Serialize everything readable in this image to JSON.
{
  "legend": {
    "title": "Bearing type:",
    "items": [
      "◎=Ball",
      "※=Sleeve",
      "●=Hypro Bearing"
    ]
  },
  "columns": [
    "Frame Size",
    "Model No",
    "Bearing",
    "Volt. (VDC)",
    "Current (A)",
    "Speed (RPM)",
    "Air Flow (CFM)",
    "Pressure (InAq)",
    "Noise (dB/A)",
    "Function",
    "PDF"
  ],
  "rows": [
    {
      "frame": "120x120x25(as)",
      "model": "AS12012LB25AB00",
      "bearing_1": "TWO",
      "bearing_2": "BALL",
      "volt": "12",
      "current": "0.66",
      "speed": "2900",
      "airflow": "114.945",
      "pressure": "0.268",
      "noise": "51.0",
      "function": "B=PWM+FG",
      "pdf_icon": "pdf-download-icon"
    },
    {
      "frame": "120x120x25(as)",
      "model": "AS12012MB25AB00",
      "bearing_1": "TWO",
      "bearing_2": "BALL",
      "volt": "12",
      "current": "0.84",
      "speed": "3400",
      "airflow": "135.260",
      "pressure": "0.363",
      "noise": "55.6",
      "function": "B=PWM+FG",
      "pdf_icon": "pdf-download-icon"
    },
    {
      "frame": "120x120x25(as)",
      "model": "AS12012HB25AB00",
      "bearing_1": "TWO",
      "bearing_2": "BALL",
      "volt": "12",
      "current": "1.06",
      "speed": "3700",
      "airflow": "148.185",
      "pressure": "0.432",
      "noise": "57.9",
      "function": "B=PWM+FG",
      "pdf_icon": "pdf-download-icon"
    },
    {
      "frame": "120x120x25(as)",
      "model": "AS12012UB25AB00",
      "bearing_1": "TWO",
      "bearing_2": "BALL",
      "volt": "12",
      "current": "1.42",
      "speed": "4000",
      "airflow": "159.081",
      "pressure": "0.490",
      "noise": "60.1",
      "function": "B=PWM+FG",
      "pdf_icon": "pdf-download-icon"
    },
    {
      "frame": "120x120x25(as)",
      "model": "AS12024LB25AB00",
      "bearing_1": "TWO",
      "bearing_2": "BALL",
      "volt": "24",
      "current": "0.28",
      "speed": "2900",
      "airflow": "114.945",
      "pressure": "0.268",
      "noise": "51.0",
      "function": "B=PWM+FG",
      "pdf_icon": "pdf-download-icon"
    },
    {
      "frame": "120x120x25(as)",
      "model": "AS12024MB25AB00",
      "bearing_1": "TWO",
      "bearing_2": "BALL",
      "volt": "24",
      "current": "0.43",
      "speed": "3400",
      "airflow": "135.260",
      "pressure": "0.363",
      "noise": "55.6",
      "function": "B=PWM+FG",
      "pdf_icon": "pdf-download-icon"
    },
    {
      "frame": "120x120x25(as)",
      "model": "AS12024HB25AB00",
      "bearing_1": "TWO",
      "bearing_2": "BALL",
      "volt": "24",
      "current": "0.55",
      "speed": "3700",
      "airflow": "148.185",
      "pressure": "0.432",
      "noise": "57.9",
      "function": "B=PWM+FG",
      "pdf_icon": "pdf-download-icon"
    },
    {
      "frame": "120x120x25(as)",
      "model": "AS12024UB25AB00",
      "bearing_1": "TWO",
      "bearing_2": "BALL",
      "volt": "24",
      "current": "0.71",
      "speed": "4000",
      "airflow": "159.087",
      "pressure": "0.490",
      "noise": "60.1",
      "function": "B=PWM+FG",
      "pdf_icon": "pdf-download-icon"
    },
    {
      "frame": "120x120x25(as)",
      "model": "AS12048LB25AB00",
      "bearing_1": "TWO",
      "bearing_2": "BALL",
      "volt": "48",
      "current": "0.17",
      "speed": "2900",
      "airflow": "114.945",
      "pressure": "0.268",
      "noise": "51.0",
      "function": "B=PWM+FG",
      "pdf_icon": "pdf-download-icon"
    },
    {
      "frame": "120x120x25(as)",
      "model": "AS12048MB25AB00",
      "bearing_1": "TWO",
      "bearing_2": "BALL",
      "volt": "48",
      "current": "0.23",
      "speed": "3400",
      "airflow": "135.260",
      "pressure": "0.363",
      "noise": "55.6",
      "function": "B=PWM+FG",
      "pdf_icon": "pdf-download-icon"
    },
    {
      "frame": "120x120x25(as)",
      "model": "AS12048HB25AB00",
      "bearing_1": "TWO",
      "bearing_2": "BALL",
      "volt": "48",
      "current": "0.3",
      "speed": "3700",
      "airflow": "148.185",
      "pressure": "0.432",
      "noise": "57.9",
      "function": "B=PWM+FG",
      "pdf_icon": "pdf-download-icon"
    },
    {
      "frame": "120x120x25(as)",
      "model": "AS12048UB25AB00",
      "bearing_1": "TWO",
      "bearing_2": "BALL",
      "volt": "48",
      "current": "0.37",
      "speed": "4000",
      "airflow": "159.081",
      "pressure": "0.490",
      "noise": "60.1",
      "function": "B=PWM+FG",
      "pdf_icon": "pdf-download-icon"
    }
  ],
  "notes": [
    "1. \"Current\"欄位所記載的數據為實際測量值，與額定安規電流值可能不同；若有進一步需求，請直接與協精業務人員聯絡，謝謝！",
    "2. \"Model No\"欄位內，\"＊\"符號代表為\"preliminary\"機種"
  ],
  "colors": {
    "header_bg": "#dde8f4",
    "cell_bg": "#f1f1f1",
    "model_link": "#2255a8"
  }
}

==

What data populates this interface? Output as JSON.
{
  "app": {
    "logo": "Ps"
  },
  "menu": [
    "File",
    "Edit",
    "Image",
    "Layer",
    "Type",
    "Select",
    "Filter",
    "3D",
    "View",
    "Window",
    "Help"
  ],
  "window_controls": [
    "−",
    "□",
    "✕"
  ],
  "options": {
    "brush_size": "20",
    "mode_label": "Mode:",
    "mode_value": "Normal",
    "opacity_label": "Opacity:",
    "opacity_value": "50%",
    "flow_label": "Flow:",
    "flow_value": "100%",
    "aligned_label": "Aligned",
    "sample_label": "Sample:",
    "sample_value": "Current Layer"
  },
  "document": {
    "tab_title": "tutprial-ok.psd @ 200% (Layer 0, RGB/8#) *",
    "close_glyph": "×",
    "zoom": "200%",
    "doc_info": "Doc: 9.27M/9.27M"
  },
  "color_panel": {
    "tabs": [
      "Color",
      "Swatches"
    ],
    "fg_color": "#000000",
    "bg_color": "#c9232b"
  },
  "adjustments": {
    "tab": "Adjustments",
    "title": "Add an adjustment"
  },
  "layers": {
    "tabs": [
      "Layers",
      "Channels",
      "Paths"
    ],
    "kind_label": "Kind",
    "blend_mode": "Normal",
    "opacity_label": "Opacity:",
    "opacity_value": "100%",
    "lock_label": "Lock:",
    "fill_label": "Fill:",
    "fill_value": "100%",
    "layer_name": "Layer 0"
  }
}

» **Required work**
Return nothing except the number of lines that include the string "JSON".

» **Expected answer**
2